▸ **Record list**:
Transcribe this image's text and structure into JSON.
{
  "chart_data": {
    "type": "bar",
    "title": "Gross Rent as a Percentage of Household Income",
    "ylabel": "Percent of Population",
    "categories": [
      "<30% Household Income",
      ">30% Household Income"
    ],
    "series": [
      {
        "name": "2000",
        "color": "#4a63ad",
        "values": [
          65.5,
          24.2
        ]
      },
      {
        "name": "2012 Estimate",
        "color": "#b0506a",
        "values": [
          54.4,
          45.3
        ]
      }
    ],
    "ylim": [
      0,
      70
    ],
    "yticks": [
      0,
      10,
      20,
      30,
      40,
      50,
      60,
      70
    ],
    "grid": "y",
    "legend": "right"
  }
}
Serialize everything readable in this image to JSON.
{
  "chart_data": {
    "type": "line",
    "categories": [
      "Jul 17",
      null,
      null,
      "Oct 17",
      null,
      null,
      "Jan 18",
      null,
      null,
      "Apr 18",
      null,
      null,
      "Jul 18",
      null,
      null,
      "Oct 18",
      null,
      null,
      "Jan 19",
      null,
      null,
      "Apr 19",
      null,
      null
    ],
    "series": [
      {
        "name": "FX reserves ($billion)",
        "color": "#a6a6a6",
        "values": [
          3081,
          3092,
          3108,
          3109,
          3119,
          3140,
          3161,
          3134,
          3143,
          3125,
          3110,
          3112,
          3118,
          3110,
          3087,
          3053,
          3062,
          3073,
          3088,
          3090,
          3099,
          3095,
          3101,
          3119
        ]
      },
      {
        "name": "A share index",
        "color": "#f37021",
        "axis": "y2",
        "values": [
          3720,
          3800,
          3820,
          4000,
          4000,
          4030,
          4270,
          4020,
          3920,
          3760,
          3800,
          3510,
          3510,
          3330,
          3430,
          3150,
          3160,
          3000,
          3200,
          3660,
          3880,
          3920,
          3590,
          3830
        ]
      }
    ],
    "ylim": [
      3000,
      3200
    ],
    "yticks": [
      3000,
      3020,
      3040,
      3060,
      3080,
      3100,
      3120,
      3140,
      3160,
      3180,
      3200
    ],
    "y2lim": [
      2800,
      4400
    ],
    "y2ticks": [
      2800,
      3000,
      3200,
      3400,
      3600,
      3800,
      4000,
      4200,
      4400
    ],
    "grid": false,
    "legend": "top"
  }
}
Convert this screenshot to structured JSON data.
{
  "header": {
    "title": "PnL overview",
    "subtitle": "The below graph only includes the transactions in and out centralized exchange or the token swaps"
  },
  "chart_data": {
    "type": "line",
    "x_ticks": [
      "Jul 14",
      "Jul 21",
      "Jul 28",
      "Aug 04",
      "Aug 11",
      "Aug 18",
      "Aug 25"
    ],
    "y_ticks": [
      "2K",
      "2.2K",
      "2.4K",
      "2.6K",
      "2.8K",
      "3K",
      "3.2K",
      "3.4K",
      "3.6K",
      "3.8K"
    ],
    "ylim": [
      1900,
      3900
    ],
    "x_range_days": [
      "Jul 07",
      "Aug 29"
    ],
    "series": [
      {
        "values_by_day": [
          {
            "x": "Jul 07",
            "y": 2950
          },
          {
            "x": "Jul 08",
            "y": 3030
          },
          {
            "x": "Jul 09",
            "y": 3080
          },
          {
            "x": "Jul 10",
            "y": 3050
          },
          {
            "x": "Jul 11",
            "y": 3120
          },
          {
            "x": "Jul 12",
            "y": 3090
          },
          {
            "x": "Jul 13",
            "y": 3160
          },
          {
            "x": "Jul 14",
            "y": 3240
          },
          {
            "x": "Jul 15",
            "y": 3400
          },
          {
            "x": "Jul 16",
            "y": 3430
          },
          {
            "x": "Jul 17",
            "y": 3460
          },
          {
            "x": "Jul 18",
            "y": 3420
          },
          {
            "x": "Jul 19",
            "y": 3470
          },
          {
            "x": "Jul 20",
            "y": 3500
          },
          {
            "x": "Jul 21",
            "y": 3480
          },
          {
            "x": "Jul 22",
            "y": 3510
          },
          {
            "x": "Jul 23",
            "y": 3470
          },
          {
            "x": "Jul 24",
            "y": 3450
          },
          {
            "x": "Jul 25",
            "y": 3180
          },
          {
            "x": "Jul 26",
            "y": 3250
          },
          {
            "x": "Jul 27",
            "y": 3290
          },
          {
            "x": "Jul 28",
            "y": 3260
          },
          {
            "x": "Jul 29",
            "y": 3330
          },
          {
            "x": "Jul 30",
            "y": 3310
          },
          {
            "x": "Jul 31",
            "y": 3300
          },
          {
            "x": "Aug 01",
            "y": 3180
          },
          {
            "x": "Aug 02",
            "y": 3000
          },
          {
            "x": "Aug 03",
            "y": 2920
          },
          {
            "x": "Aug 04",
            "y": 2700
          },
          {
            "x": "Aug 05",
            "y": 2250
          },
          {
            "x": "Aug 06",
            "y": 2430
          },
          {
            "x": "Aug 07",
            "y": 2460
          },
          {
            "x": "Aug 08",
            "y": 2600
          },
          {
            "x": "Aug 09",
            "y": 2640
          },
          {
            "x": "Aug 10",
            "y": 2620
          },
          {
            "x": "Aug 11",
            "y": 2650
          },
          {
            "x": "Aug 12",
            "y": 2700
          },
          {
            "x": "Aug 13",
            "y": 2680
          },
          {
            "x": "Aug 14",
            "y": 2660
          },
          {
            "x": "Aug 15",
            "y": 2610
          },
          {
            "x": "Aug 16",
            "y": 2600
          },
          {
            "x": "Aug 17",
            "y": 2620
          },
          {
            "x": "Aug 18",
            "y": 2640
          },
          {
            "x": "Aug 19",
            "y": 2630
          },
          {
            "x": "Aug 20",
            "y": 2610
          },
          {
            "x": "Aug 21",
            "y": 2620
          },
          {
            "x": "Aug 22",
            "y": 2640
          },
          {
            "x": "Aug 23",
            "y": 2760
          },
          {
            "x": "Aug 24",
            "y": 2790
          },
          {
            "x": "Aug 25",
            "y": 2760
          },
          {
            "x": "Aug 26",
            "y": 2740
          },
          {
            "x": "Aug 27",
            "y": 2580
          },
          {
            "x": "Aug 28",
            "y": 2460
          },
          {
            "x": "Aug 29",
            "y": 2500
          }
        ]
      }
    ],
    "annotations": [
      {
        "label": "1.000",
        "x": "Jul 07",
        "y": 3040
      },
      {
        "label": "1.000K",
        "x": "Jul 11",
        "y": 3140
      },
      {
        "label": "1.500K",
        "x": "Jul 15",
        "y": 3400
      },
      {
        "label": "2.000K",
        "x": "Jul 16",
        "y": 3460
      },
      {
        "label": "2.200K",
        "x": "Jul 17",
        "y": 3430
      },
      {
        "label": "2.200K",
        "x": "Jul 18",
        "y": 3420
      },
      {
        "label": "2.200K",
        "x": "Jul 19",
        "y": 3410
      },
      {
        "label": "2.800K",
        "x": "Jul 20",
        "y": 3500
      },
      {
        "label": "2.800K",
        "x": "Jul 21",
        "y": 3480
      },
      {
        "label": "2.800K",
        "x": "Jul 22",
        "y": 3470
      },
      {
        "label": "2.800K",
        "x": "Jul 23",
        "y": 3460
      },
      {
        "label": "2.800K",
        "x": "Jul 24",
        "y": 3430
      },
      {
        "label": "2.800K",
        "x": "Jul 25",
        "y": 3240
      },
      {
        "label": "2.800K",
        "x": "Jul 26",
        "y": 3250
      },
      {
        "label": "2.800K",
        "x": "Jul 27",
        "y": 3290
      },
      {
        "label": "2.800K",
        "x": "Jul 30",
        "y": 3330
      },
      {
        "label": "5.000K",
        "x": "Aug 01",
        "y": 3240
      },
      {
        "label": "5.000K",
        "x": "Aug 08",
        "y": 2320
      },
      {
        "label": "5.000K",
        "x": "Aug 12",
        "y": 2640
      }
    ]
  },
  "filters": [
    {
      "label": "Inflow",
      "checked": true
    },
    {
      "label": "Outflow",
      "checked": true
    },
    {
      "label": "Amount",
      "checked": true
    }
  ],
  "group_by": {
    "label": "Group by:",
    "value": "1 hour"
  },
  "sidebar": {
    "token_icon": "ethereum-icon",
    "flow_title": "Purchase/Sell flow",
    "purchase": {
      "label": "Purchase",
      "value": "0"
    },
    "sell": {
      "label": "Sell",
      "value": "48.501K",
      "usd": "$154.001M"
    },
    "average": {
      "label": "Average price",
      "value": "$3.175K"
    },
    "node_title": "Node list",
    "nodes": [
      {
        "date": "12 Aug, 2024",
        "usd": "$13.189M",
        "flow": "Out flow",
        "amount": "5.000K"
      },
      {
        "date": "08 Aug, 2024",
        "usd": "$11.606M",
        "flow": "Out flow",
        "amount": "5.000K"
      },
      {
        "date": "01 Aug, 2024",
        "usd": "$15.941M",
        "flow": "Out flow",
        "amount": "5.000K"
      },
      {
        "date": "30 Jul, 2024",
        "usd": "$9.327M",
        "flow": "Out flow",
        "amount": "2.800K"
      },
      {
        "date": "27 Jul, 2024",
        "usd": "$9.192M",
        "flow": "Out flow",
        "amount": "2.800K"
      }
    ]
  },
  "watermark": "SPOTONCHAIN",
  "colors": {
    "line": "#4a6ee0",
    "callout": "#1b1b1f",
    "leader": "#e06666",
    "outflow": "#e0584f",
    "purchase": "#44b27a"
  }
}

▸ **Stated goal**: Determine the number of lines in the listing that hold the word "JSON", and supply that number and nothing further.

▸ **Response**: 3